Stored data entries
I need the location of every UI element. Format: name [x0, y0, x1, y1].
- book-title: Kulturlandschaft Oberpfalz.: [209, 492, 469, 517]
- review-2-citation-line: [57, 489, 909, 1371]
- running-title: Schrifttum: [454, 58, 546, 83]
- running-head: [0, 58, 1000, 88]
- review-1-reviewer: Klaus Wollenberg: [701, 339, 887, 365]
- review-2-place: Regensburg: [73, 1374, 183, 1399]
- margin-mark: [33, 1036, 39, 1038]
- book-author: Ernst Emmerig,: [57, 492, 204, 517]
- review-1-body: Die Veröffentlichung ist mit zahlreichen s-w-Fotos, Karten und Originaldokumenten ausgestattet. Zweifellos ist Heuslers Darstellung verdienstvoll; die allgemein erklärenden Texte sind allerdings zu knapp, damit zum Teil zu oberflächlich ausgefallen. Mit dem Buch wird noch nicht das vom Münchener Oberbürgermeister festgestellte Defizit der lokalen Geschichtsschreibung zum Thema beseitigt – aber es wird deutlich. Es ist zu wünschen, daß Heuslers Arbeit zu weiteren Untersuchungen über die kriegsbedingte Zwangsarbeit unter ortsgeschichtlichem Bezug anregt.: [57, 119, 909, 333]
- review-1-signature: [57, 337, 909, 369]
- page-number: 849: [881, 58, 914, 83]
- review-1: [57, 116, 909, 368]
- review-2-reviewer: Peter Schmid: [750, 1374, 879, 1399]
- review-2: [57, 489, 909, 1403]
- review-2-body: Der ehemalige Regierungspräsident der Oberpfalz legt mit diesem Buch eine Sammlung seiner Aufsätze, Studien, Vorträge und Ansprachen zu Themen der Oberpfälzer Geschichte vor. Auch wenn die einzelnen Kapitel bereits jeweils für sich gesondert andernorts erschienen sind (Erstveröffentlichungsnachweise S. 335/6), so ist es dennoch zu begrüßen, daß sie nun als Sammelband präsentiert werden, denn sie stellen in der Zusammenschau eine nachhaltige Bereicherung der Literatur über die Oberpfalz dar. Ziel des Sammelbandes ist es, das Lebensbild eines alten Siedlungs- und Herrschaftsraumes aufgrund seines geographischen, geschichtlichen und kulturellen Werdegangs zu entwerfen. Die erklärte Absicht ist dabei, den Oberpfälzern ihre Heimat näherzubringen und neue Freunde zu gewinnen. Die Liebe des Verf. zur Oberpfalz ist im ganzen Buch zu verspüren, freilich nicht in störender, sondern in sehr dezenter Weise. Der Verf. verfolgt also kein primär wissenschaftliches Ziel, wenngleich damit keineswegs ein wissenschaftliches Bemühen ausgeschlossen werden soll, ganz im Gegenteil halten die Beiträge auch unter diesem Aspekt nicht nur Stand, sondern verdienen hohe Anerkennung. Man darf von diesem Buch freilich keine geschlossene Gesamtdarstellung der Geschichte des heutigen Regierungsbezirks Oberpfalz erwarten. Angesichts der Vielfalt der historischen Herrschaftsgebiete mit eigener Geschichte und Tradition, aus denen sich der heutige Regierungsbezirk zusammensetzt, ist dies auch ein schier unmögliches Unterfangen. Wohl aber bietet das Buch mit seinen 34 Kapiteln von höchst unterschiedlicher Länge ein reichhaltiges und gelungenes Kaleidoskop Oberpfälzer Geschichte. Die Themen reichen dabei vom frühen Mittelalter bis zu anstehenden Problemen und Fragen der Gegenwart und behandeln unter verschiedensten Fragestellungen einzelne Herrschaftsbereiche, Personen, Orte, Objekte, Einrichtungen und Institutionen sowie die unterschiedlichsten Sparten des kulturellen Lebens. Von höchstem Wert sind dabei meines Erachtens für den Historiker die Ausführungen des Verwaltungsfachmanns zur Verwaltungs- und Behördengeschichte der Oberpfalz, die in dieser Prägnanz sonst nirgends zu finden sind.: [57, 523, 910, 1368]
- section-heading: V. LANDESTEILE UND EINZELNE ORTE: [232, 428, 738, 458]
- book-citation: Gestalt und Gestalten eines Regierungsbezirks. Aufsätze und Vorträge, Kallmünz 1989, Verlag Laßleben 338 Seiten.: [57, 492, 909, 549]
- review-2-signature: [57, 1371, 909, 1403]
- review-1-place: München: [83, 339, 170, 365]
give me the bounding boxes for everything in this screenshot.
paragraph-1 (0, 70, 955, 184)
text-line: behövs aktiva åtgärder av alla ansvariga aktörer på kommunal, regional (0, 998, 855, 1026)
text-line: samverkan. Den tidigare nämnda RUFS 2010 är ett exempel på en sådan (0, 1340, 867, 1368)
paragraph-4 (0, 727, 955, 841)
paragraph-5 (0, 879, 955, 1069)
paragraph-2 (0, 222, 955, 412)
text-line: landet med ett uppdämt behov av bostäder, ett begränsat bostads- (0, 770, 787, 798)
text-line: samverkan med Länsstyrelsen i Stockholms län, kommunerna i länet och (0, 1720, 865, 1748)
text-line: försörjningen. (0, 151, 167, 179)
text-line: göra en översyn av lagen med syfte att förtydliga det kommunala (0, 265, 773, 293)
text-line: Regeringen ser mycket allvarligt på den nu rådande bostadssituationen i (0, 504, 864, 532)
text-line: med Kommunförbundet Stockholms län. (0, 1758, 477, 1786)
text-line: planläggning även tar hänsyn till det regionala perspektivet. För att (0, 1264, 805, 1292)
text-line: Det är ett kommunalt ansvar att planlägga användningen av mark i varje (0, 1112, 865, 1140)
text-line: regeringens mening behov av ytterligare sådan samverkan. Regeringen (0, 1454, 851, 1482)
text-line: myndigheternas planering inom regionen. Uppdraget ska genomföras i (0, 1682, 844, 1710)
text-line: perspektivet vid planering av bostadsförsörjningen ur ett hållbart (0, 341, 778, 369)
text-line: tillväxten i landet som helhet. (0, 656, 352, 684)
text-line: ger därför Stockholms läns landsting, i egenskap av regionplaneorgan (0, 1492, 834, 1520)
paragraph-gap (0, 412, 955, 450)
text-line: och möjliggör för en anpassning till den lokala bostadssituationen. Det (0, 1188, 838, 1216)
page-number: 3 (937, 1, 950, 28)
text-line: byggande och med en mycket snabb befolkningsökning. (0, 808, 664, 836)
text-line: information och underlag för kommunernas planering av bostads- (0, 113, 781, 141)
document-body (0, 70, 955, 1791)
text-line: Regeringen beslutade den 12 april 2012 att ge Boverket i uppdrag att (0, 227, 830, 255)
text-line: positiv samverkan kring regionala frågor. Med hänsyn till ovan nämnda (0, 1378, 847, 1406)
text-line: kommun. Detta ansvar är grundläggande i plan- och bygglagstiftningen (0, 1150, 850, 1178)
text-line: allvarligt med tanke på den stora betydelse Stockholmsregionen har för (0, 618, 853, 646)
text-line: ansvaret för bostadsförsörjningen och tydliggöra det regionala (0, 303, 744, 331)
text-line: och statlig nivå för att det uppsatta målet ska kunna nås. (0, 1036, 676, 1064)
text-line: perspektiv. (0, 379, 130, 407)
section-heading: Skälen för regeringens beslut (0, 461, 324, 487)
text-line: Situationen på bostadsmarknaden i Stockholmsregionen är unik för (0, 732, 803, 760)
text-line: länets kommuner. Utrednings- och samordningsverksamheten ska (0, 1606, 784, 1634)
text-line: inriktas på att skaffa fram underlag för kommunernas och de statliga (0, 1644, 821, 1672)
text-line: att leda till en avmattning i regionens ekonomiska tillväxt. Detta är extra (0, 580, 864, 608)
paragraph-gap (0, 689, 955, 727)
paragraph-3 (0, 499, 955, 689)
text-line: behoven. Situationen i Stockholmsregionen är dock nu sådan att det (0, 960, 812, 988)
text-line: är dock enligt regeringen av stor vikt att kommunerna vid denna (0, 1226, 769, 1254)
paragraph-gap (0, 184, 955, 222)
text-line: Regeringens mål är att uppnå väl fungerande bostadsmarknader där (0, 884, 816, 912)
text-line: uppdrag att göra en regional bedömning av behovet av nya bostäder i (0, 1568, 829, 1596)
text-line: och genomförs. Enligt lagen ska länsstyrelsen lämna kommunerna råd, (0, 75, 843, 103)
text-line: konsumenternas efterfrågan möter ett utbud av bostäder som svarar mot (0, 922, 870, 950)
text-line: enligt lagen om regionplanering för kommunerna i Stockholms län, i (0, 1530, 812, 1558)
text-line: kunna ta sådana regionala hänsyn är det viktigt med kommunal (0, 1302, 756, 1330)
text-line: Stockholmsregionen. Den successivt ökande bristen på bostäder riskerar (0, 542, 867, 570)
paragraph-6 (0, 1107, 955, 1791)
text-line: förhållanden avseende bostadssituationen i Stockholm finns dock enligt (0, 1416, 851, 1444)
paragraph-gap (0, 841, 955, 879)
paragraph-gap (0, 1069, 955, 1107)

EXERCISE →
Search the entries for the word "section" and gather every line where it appears.

OUTPUT BELOW →
- section-heading: V. LANDESTEILE UND EINZELNE ORTE: [232, 428, 738, 458]
section-heading: Skälen för regeringens beslut (0, 461, 324, 487)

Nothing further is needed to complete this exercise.